## DATA FOR THE TASK
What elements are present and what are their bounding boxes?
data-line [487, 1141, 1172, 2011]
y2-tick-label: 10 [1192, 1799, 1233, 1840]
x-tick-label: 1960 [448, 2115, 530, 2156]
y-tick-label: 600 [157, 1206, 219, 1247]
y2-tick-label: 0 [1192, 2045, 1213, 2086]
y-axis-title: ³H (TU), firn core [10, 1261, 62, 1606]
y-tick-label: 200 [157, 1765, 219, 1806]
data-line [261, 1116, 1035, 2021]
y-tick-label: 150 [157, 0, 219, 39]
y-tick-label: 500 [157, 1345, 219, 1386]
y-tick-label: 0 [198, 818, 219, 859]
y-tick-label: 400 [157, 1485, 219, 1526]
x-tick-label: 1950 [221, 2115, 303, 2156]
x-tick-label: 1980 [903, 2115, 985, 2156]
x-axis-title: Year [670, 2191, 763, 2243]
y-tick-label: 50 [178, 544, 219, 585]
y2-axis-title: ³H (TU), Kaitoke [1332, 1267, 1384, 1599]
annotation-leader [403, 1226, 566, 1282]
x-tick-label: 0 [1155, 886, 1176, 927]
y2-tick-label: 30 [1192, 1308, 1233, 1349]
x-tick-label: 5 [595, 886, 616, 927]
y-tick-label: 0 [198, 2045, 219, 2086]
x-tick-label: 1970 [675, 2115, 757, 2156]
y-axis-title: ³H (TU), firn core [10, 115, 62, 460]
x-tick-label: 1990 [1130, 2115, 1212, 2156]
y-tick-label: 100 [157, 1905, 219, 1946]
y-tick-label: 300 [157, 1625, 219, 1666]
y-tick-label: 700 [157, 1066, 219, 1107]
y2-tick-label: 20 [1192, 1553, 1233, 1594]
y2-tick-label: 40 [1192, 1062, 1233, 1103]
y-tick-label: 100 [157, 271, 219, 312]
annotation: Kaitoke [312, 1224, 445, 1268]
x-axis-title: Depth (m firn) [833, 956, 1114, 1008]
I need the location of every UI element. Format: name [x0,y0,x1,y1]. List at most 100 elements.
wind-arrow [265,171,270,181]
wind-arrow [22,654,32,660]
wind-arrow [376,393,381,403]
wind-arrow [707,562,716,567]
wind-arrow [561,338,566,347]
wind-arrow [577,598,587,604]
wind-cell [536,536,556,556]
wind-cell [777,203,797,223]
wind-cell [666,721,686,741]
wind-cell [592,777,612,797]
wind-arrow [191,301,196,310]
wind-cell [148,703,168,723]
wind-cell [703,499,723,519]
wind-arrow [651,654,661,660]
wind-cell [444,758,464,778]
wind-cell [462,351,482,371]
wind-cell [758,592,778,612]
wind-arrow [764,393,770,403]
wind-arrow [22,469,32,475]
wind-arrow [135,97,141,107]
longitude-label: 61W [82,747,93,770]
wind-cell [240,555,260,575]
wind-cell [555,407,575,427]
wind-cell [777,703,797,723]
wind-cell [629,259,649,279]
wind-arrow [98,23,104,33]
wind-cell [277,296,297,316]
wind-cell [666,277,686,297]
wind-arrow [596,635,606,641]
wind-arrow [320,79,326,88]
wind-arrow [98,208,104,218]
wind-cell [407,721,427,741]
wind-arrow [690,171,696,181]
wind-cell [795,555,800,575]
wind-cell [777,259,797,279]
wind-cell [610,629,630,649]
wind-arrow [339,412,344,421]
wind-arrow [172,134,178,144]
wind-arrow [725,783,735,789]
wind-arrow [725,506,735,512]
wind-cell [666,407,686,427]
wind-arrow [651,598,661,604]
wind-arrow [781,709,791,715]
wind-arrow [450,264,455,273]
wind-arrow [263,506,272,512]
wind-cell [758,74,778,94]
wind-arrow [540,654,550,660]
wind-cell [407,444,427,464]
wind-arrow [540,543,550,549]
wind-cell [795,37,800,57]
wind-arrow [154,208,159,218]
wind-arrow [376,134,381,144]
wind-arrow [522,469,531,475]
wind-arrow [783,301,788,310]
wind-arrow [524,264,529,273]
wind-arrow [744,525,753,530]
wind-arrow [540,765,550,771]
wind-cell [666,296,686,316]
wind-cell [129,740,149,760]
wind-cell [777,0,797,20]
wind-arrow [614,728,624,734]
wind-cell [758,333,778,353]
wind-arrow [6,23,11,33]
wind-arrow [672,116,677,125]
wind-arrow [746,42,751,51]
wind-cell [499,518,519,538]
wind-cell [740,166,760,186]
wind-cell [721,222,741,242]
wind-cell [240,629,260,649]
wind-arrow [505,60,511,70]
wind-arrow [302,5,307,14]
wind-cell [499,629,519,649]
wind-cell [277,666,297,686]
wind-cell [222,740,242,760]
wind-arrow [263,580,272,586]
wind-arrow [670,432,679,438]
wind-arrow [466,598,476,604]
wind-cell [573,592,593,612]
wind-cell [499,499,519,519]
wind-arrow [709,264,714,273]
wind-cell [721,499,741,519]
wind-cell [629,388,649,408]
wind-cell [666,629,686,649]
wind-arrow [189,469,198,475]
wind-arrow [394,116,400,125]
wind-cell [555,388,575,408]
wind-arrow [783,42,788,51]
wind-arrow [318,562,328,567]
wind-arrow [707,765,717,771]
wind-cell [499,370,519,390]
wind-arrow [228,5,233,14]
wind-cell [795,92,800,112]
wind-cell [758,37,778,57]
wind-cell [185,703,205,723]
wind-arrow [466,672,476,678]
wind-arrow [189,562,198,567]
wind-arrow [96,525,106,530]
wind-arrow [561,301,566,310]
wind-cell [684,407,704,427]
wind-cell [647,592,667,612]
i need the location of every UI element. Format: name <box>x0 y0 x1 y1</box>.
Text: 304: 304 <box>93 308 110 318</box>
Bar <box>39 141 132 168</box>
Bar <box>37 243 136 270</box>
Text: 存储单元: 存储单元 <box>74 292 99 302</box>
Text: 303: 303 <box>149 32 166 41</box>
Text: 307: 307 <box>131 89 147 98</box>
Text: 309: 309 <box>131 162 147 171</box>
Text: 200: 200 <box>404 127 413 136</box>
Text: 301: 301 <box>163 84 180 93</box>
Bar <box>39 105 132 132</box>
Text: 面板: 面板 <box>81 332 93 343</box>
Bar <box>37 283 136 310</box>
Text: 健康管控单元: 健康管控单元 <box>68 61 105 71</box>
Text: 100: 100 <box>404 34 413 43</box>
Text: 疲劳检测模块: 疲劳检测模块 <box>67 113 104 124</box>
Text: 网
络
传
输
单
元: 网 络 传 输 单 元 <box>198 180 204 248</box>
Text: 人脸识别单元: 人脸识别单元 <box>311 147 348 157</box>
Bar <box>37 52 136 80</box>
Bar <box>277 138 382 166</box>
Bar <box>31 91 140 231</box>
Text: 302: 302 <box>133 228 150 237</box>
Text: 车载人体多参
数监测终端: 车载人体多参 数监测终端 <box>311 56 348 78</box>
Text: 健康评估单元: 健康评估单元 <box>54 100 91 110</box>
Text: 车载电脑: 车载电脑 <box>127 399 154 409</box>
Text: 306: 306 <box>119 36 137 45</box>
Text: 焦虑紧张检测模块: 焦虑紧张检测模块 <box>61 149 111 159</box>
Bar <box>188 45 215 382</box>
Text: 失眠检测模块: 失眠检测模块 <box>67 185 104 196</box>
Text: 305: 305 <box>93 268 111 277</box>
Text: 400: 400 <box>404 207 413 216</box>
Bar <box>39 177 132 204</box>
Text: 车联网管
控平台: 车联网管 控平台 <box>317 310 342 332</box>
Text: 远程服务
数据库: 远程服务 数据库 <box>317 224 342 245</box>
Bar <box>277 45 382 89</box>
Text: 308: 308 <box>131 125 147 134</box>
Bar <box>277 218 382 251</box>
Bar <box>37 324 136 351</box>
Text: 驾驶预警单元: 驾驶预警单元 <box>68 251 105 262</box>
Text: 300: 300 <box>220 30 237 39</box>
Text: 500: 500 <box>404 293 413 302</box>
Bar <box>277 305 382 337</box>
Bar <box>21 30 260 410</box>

## EXERCISE INSTRUCTIONS
Copy the items from the very beginning through the line containing "y-axis-title: ³H (TU), firn core [10, 1261, 62, 1606]", replacing "data-line" with "plot-line" and leaving everything else unchanged.

## THE ANSWER
What elements are present and what are their bounding boxes?
plot-line [487, 1141, 1172, 2011]
y2-tick-label: 10 [1192, 1799, 1233, 1840]
x-tick-label: 1960 [448, 2115, 530, 2156]
y-tick-label: 600 [157, 1206, 219, 1247]
y2-tick-label: 0 [1192, 2045, 1213, 2086]
y-axis-title: ³H (TU), firn core [10, 1261, 62, 1606]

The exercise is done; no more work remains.